Which lines of the records contain "company"? Collect every one of them.

════

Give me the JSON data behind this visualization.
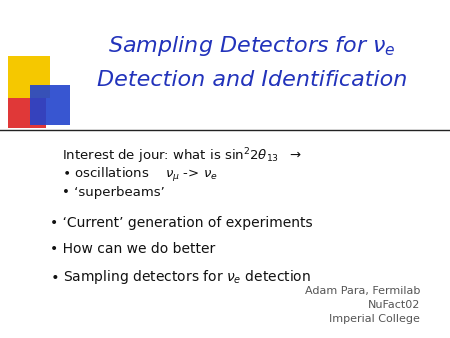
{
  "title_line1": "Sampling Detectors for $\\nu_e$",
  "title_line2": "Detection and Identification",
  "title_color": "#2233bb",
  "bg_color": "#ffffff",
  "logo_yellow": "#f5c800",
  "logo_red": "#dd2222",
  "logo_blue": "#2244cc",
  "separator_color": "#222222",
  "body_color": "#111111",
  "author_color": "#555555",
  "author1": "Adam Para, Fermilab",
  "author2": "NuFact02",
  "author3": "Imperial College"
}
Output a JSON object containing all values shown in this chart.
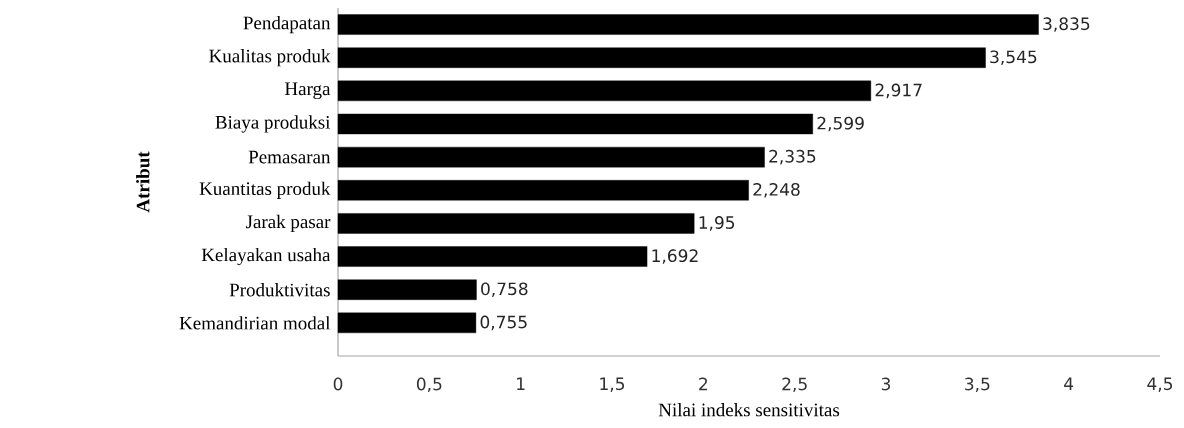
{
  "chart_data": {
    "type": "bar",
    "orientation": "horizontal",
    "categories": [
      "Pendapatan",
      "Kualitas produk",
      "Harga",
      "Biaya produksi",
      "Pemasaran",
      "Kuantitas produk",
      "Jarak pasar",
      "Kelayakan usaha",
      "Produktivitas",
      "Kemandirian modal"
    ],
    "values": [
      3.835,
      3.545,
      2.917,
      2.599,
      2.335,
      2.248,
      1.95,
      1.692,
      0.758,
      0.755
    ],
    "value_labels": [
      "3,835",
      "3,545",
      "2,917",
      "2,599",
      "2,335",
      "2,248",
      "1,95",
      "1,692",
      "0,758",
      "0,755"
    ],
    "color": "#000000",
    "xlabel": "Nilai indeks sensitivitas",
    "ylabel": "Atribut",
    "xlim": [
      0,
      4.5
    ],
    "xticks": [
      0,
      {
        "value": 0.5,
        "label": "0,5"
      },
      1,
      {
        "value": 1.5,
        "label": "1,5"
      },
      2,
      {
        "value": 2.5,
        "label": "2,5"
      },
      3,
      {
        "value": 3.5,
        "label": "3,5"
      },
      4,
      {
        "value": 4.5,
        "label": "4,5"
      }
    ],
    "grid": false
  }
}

════

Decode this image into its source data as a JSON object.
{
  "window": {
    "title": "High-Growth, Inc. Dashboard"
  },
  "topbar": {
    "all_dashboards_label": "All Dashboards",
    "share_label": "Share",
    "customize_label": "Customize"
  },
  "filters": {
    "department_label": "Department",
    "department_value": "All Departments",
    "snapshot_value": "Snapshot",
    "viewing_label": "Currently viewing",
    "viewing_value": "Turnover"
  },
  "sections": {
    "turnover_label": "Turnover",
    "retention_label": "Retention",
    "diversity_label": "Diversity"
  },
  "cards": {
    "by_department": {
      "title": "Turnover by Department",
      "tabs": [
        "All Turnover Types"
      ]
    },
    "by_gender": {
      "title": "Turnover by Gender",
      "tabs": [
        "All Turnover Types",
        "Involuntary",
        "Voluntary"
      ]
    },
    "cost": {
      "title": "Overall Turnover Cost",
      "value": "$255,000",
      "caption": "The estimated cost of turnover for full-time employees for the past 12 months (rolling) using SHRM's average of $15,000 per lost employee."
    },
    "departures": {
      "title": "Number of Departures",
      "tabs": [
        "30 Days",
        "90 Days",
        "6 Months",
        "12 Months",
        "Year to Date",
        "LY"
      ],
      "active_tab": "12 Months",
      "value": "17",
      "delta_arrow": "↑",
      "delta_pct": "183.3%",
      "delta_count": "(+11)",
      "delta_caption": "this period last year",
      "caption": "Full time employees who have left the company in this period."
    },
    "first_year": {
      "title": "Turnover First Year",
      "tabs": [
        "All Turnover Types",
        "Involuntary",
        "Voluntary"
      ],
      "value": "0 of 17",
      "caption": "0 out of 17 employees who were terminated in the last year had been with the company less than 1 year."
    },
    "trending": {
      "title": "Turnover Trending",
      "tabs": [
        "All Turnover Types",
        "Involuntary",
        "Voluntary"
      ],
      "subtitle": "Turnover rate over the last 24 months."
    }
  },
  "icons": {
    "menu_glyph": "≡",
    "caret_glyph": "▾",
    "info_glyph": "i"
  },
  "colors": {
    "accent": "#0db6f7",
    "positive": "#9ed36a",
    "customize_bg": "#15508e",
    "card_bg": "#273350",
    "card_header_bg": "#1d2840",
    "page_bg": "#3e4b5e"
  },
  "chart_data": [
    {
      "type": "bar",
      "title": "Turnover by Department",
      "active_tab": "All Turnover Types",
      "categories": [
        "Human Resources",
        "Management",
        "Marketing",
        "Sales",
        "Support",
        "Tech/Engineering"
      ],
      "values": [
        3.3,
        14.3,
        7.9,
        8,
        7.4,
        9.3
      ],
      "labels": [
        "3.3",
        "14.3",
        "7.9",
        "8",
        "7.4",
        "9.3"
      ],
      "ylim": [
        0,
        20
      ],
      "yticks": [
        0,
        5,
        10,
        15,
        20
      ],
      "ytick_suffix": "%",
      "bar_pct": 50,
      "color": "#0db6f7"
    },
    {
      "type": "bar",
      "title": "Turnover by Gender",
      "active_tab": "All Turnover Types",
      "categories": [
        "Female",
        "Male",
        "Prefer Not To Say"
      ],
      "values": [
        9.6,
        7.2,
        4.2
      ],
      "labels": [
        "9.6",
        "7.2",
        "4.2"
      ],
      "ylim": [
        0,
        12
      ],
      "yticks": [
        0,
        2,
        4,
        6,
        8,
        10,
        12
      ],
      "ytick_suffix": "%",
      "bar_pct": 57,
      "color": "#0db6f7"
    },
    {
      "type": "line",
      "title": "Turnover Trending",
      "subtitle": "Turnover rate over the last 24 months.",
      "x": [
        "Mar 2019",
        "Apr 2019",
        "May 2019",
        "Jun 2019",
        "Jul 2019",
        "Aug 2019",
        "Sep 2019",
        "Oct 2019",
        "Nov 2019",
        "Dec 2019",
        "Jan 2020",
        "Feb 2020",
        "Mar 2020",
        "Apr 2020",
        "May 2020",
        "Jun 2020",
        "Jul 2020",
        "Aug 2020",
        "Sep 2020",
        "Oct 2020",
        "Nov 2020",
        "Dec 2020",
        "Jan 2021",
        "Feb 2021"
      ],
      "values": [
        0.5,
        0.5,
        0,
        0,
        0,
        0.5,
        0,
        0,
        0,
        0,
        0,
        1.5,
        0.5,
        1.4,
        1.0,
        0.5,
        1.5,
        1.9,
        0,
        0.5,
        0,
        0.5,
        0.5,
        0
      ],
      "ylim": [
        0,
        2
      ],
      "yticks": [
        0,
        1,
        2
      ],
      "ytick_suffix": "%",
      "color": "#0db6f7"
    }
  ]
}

════

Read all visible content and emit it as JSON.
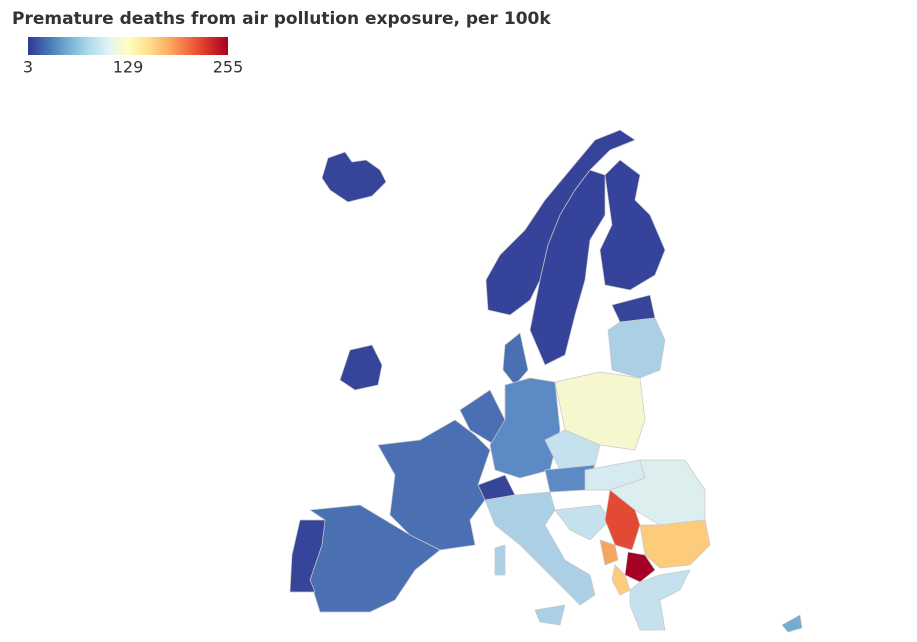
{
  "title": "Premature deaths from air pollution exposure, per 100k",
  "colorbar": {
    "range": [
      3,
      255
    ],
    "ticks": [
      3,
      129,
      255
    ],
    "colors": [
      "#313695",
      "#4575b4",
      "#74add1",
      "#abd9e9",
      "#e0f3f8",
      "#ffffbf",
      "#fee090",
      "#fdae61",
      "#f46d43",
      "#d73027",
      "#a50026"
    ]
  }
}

════

-- Result for this exercise --
      "caption": "Full time employees who have left the company in this period."
      "caption": "0 out of 17 employees who were terminated in the last year had been with the company less than 1 year."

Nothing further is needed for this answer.